> _Stated goal_: Extract all lines from the data beneath that include the word "lights".

> _Stored rows_:
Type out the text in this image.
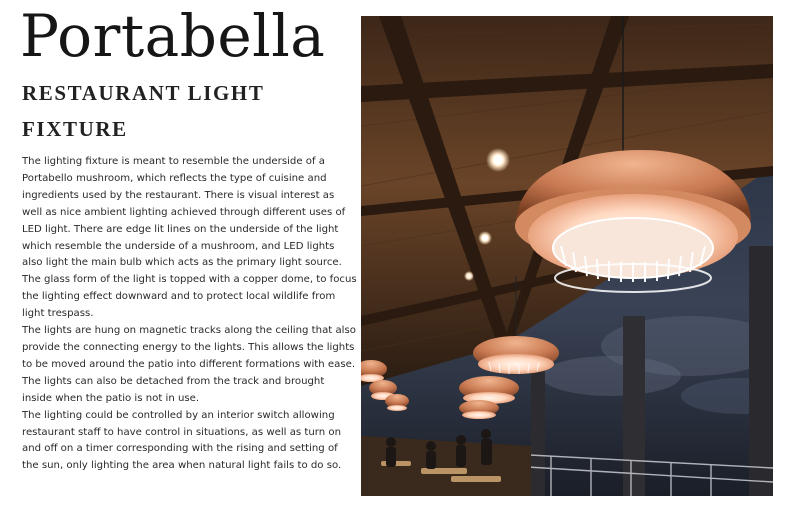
Portabella
RESTAURANT LIGHT
FIXTURE

The lighting fixture is meant to resemble the underside of a Portabello mushroom, which reflects the type of cuisine and ingredients used by the restaurant. There is visual interest as well as nice ambient lighting achieved through different uses of LED light. There are edge lit lines on the underside of the light which resemble the underside of a mushroom, and LED lights also light the main bulb which acts as the primary light source. The glass form of the light is topped with a copper dome, to focus the lighting effect downward and to protect local wildlife from light trespass.

The lights are hung on magnetic tracks along the ceiling that also provide the connecting energy to the lights. This allows the lights to be moved around the patio into different formations with ease. The lights can also be detached from the track and brought inside when the patio is not in use.

The lighting could be controlled by an interior switch allowing restaurant staff to have control in situations, as well as turn on and off on a timer corresponding with the rising and setting of the sun, only lighting the area when natural light fails to do so.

> _Solution to this exercise_:
The lighting fixture is meant to resemble the underside of a Portabello mushroom, which reflects the type of cuisine and ingredients used by the restaurant. There is visual interest as well as nice ambient lighting achieved through different uses of LED light. There are edge lit lines on the underside of the light which resemble the underside of a mushroom, and LED lights also light the main bulb which acts as the primary light source. The glass form of the light is topped with a copper dome, to focus the lighting effect downward and to protect local wildlife from light trespass.
The lights are hung on magnetic tracks along the ceiling that also provide the connecting energy to the lights. This allows the lights to be moved around the patio into different formations with ease. The lights can also be detached from the track and brought inside when the patio is not in use.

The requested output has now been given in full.